Figure data in JSON:
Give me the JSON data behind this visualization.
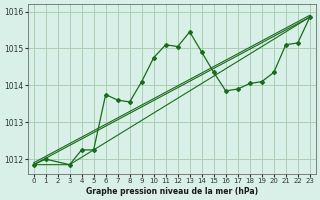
{
  "title": "Graphe pression niveau de la mer (hPa)",
  "bg_color": "#d8f0e8",
  "grid_color": "#aacfb5",
  "line_color": "#1a6b1a",
  "x_ticks": [
    0,
    1,
    2,
    3,
    4,
    5,
    6,
    7,
    8,
    9,
    10,
    11,
    12,
    13,
    14,
    15,
    16,
    17,
    18,
    19,
    20,
    21,
    22,
    23
  ],
  "y_ticks": [
    1012,
    1013,
    1014,
    1015,
    1016
  ],
  "ylim": [
    1011.6,
    1016.2
  ],
  "xlim": [
    -0.5,
    23.5
  ],
  "series1_x": [
    0,
    1,
    3,
    4,
    5,
    6,
    7,
    8,
    9,
    10,
    11,
    12,
    13,
    14,
    15,
    16,
    17,
    18,
    19,
    20,
    21,
    22,
    23
  ],
  "series1_y": [
    1011.85,
    1012.0,
    1011.85,
    1012.25,
    1012.25,
    1013.75,
    1013.6,
    1013.55,
    1014.1,
    1014.75,
    1015.1,
    1015.05,
    1015.45,
    1014.9,
    1014.35,
    1013.85,
    1013.9,
    1014.05,
    1014.1,
    1014.35,
    1015.1,
    1015.15,
    1015.85
  ],
  "series2_x": [
    0,
    23
  ],
  "series2_y": [
    1011.85,
    1015.85
  ],
  "series3_x": [
    0,
    23
  ],
  "series3_y": [
    1011.85,
    1015.85
  ],
  "series4_x": [
    0,
    3,
    23
  ],
  "series4_y": [
    1011.85,
    1011.85,
    1015.85
  ]
}
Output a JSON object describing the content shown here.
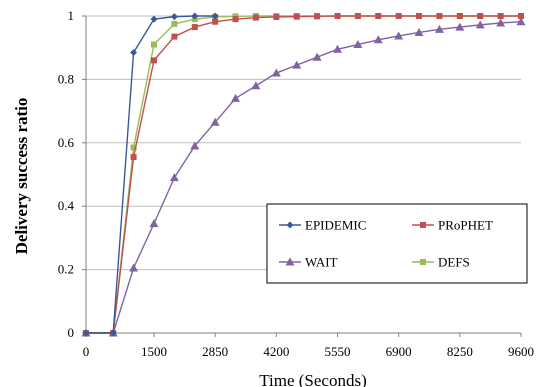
{
  "chart_data": {
    "type": "line",
    "xlabel": "Time (Seconds)",
    "ylabel": "Delivery success ratio",
    "xlim": [
      0,
      9600
    ],
    "ylim": [
      0,
      1
    ],
    "x_ticks": [
      0,
      1500,
      2850,
      4200,
      5550,
      6900,
      8250,
      9600
    ],
    "x_tick_labels": [
      "0",
      "1500",
      "2850",
      "4200",
      "5550",
      "6900",
      "8250",
      "9600"
    ],
    "y_ticks": [
      0,
      0.2,
      0.4,
      0.6,
      0.8,
      1
    ],
    "y_tick_labels": [
      "0",
      "0.2",
      "0.4",
      "0.6",
      "0.8",
      "1"
    ],
    "grid": "horizontal",
    "legend_position": "bottom-right",
    "series": [
      {
        "name": "EPIDEMIC",
        "color": "#3b5998",
        "marker": "diamond",
        "x": [
          0,
          600,
          1050,
          1500,
          1950,
          2400,
          2850
        ],
        "y": [
          0,
          0,
          0.885,
          0.99,
          0.998,
          1.0,
          1.0
        ]
      },
      {
        "name": "PRoPHET",
        "color": "#c0504d",
        "marker": "square",
        "x": [
          0,
          600,
          1050,
          1500,
          1950,
          2400,
          2850,
          3300,
          3750,
          4200,
          4650,
          5100,
          5550,
          6000,
          6450,
          6900,
          7350,
          7800,
          8250,
          8700,
          9150,
          9600
        ],
        "y": [
          0,
          0,
          0.555,
          0.86,
          0.935,
          0.965,
          0.982,
          0.99,
          0.995,
          0.997,
          0.998,
          0.999,
          1.0,
          1.0,
          1.0,
          1.0,
          1.0,
          1.0,
          1.0,
          1.0,
          1.0,
          1.0
        ]
      },
      {
        "name": "WAIT",
        "color": "#8064a2",
        "marker": "triangle",
        "x": [
          0,
          600,
          1050,
          1500,
          1950,
          2400,
          2850,
          3300,
          3750,
          4200,
          4650,
          5100,
          5550,
          6000,
          6450,
          6900,
          7350,
          7800,
          8250,
          8700,
          9150,
          9600
        ],
        "y": [
          0,
          0,
          0.205,
          0.345,
          0.49,
          0.59,
          0.665,
          0.74,
          0.78,
          0.82,
          0.845,
          0.87,
          0.895,
          0.91,
          0.925,
          0.937,
          0.948,
          0.958,
          0.965,
          0.972,
          0.978,
          0.982
        ]
      },
      {
        "name": "DEFS",
        "color": "#9bbb59",
        "marker": "square",
        "x": [
          0,
          600,
          1050,
          1500,
          1950,
          2400,
          2850,
          3300,
          3750,
          4200,
          4650,
          5100,
          5550,
          6000,
          6450,
          6900,
          7350,
          7800,
          8250,
          8700,
          9150,
          9600
        ],
        "y": [
          0,
          0,
          0.585,
          0.91,
          0.975,
          0.99,
          0.997,
          0.999,
          1.0,
          1.0,
          1.0,
          1.0,
          1.0,
          1.0,
          1.0,
          1.0,
          1.0,
          1.0,
          1.0,
          1.0,
          1.0,
          1.0
        ]
      }
    ]
  }
}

#### [The problem]
Exclude the pictures and repeat every other part of the records word for word.

#### [Result]
Give me the JSON data behind this visualization.
{
  "title": "Graphe pression niveau de la mer (hPa)",
  "bg_color": "#d8f0e8",
  "grid_color": "#aacfb5",
  "line_color": "#1a6b1a",
  "x_ticks": [
    0,
    1,
    2,
    3,
    4,
    5,
    6,
    7,
    8,
    9,
    10,
    11,
    12,
    13,
    14,
    15,
    16,
    17,
    18,
    19,
    20,
    21,
    22,
    23
  ],
  "y_ticks": [
    1012,
    1013,
    1014,
    1015,
    1016
  ],
  "ylim": [
    1011.6,
    1016.2
  ],
  "xlim": [
    -0.5,
    23.5
  ],
  "series1_x": [
    0,
    1,
    3,
    4,
    5,
    6,
    7,
    8,
    9,
    10,
    11,
    12,
    13,
    14,
    15,
    16,
    17,
    18,
    19,
    20,
    21,
    22,
    23
  ],
  "series1_y": [
    1011.85,
    1012.0,
    1011.85,
    1012.25,
    1012.25,
    1013.75,
    1013.6,
    1013.55,
    1014.1,
    1014.75,
    1015.1,
    1015.05,
    1015.45,
    1014.9,
    1014.35,
    1013.85,
    1013.9,
    1014.05,
    1014.1,
    1014.35,
    1015.1,
    1015.15,
    1015.85
  ],
  "series2_x": [
    0,
    23
  ],
  "series2_y": [
    1011.85,
    1015.85
  ],
  "series3_x": [
    0,
    23
  ],
  "series3_y": [
    1011.85,
    1015.85
  ],
  "series4_x": [
    0,
    3,
    23
  ],
  "series4_y": [
    1011.85,
    1011.85,
    1015.85
  ]
}
Output a JSON object describing the content shown here.
{
  "chart_data": {
    "type": "line",
    "xlabel": "Time (Seconds)",
    "ylabel": "Delivery success ratio",
    "xlim": [
      0,
      9600
    ],
    "ylim": [
      0,
      1
    ],
    "x_ticks": [
      0,
      1500,
      2850,
      4200,
      5550,
      6900,
      8250,
      9600
    ],
    "x_tick_labels": [
      "0",
      "1500",
      "2850",
      "4200",
      "5550",
      "6900",
      "8250",
      "9600"
    ],
    "y_ticks": [
      0,
      0.2,
      0.4,
      0.6,
      0.8,
      1
    ],
    "y_tick_labels": [
      "0",
      "0.2",
      "0.4",
      "0.6",
      "0.8",
      "1"
    ],
    "grid": "horizontal",
    "legend_position": "bottom-right",
    "series": [
      {
        "name": "EPIDEMIC",
        "color": "#3b5998",
        "marker": "diamond",
        "x": [
          0,
          600,
          1050,
          1500,
          1950,
          2400,
          2850
        ],
        "y": [
          0,
          0,
          0.885,
          0.99,
          0.998,
          1.0,
          1.0
        ]
      },
      {
        "name": "PRoPHET",
        "color": "#c0504d",
        "marker": "square",
        "x": [
          0,
          600,
          1050,
          1500,
          1950,
          2400,
          2850,
          3300,
          3750,
          4200,
          4650,
          5100,
          5550,
          6000,
          6450,
          6900,
          7350,
          7800,
          8250,
          8700,
          9150,
          9600
        ],
        "y": [
          0,
          0,
          0.555,
          0.86,
          0.935,
          0.965,
          0.982,
          0.99,
          0.995,
          0.997,
          0.998,
          0.999,
          1.0,
          1.0,
          1.0,
          1.0,
          1.0,
          1.0,
          1.0,
          1.0,
          1.0,
          1.0
        ]
      },
      {
        "name": "WAIT",
        "color": "#8064a2",
        "marker": "triangle",
        "x": [
          0,
          600,
          1050,
          1500,
          1950,
          2400,
          2850,
          3300,
          3750,
          4200,
          4650,
          5100,
          5550,
          6000,
          6450,
          6900,
          7350,
          7800,
          8250,
          8700,
          9150,
          9600
        ],
        "y": [
          0,
          0,
          0.205,
          0.345,
          0.49,
          0.59,
          0.665,
          0.74,
          0.78,
          0.82,
          0.845,
          0.87,
          0.895,
          0.91,
          0.925,
          0.937,
          0.948,
          0.958,
          0.965,
          0.972,
          0.978,
          0.982
        ]
      },
      {
        "name": "DEFS",
        "color": "#9bbb59",
        "marker": "square",
        "x": [
          0,
          600,
          1050,
          1500,
          1950,
          2400,
          2850,
          3300,
          3750,
          4200,
          4650,
          5100,
          5550,
          6000,
          6450,
          6900,
          7350,
          7800,
          8250,
          8700,
          9150,
          9600
        ],
        "y": [
          0,
          0,
          0.585,
          0.91,
          0.975,
          0.99,
          0.997,
          0.999,
          1.0,
          1.0,
          1.0,
          1.0,
          1.0,
          1.0,
          1.0,
          1.0,
          1.0,
          1.0,
          1.0,
          1.0,
          1.0,
          1.0
        ]
      }
    ]
  }
}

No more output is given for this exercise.